**TASK**
Write out the material below exactly, beginning at the line that contains "Transcribe this image's" and ending with its last line, both ends included; write nothing else.

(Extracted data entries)
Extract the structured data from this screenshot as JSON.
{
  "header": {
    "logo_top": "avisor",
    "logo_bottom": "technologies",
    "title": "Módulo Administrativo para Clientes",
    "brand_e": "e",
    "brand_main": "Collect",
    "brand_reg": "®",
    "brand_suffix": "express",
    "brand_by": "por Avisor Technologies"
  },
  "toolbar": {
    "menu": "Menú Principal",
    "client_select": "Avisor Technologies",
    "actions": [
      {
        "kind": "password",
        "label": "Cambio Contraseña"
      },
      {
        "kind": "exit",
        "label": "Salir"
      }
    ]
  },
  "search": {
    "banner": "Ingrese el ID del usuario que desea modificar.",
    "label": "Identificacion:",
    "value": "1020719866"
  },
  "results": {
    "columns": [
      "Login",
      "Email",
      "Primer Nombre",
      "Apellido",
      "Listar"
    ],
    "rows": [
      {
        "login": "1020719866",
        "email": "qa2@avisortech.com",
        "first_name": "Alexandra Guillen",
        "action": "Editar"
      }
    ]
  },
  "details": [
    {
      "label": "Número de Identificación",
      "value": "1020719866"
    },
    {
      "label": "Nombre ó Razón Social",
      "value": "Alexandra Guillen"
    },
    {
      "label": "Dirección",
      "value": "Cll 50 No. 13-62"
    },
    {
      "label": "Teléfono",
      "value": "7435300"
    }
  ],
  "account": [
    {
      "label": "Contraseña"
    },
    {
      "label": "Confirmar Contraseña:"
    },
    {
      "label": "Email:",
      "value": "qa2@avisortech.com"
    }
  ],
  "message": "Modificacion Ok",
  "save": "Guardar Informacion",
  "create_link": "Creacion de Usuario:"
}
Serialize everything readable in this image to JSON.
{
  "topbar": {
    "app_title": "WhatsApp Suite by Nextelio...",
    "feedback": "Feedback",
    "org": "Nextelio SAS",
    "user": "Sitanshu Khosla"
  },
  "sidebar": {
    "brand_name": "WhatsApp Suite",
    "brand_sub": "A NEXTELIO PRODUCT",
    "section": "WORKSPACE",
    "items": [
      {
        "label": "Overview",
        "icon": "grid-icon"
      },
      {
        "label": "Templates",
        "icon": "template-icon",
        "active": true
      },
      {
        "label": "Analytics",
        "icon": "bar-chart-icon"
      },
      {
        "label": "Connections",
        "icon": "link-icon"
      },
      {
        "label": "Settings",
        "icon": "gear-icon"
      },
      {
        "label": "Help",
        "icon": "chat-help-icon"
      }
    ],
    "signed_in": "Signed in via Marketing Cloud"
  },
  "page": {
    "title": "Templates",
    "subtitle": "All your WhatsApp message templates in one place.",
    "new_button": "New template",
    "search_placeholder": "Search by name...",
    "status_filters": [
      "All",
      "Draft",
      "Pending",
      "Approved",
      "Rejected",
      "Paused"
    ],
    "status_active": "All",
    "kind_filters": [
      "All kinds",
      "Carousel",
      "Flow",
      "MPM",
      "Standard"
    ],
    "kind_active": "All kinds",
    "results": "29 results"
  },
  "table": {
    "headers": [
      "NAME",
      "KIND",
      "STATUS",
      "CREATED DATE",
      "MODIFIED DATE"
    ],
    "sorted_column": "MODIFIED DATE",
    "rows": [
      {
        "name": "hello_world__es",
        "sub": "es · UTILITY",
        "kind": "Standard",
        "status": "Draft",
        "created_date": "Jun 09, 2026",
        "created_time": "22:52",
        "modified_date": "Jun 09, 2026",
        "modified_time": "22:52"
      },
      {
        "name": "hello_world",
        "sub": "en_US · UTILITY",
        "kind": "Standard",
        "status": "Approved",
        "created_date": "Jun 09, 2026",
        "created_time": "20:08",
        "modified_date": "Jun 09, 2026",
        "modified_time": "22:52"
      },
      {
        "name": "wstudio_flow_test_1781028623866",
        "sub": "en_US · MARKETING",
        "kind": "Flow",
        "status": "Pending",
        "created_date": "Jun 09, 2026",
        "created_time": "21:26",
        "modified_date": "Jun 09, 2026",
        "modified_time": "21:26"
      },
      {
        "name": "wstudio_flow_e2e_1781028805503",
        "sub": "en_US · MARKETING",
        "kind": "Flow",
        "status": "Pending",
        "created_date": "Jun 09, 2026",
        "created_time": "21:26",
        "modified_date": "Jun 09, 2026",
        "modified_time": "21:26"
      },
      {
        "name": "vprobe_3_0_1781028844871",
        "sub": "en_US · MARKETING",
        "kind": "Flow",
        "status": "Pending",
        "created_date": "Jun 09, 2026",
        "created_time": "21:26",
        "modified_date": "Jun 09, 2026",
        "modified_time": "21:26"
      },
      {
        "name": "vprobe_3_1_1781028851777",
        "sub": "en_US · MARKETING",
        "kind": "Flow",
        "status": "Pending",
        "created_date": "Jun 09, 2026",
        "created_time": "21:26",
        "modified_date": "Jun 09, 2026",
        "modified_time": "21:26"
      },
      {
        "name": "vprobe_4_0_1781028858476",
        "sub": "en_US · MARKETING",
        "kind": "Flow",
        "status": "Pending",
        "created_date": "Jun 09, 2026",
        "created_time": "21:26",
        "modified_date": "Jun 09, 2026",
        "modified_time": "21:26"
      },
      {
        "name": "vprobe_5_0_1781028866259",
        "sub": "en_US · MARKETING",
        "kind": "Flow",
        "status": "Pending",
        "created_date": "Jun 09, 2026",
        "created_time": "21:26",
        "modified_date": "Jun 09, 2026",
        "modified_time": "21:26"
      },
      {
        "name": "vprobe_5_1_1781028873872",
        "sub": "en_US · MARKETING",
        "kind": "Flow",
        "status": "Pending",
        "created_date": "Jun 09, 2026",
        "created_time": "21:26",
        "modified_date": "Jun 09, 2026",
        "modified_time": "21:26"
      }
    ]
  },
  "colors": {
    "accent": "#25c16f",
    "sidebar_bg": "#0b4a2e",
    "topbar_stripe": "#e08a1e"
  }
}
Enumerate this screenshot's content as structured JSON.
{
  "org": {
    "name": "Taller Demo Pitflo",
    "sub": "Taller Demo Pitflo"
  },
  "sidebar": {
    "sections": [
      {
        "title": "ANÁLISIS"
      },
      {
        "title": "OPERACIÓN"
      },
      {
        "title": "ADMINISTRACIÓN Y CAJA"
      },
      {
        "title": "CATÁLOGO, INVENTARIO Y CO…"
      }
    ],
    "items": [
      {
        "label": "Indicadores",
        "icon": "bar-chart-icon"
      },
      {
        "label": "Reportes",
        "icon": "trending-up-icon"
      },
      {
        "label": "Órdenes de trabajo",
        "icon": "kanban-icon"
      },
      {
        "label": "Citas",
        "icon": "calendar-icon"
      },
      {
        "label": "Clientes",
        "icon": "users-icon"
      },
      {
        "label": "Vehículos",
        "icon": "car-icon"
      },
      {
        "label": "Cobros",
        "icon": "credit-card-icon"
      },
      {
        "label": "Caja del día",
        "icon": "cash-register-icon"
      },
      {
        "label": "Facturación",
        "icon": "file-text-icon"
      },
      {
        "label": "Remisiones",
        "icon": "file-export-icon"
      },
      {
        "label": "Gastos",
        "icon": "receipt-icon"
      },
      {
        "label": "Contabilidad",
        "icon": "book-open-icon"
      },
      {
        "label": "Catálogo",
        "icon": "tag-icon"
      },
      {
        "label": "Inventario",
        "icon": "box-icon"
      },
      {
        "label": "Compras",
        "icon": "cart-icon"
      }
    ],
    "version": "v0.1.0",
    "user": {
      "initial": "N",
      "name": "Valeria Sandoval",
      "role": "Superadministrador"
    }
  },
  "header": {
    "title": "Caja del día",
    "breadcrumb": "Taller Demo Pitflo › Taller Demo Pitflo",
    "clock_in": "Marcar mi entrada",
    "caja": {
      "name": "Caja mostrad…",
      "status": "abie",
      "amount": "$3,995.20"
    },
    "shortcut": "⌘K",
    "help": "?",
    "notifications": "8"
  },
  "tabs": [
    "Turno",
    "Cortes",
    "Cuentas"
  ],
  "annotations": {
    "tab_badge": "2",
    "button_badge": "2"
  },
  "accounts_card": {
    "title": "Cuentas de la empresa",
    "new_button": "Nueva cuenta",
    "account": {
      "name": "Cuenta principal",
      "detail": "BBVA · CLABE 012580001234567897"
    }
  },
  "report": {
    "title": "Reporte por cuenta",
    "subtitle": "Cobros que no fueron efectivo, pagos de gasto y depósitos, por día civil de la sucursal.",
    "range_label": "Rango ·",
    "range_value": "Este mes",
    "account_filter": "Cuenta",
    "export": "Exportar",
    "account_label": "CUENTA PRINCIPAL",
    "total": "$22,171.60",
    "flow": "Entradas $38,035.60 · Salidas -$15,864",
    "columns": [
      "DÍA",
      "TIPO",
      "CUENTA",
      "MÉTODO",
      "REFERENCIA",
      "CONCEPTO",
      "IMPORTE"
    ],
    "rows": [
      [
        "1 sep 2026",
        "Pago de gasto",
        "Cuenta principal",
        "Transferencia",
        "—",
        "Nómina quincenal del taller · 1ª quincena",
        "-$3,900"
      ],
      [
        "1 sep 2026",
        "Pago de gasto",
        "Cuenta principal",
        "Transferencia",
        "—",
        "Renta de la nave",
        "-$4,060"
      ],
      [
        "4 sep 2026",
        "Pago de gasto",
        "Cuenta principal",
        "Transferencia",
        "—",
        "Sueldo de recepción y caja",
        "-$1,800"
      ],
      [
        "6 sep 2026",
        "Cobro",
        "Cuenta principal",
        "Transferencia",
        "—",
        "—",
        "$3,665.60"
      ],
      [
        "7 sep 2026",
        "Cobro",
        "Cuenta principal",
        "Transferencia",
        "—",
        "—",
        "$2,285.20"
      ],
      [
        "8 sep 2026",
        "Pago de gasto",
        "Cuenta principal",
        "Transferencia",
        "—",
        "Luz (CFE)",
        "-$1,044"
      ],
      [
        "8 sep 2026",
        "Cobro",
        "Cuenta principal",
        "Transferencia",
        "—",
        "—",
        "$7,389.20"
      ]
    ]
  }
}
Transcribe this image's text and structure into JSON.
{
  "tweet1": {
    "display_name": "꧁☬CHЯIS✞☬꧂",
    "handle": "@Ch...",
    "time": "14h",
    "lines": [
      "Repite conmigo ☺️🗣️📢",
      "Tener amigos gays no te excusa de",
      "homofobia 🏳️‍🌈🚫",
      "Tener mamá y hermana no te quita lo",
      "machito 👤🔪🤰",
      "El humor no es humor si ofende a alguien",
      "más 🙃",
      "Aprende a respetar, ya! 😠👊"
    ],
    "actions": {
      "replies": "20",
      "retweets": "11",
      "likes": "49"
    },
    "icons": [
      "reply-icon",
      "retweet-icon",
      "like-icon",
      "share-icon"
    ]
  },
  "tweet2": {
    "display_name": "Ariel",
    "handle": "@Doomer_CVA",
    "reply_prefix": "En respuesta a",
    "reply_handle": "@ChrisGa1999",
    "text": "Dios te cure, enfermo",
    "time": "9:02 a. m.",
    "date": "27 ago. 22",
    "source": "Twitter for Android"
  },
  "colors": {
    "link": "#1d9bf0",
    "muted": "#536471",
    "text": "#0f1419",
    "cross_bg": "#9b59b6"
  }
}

**RESPONSE**
Transcribe this image's text and structure into JSON.
{
  "tweet1": {
    "display_name": "꧁☬CHЯIS✞☬꧂",
    "handle": "@Ch...",
    "time": "14h",
    "lines": [
      "Repite conmigo ☺️🗣️📢",
      "Tener amigos gays no te excusa de",
      "homofobia 🏳️‍🌈🚫",
      "Tener mamá y hermana no te quita lo",
      "machito 👤🔪🤰",
      "El humor no es humor si ofende a alguien",
      "más 🙃",
      "Aprende a respetar, ya! 😠👊"
    ],
    "actions": {
      "replies": "20",
      "retweets": "11",
      "likes": "49"
    },
    "icons": [
      "reply-icon",
      "retweet-icon",
      "like-icon",
      "share-icon"
    ]
  },
  "tweet2": {
    "display_name": "Ariel",
    "handle": "@Doomer_CVA",
    "reply_prefix": "En respuesta a",
    "reply_handle": "@ChrisGa1999",
    "text": "Dios te cure, enfermo",
    "time": "9:02 a. m.",
    "date": "27 ago. 22",
    "source": "Twitter for Android"
  },
  "colors": {
    "link": "#1d9bf0",
    "muted": "#536471",
    "text": "#0f1419",
    "cross_bg": "#9b59b6"
  }
}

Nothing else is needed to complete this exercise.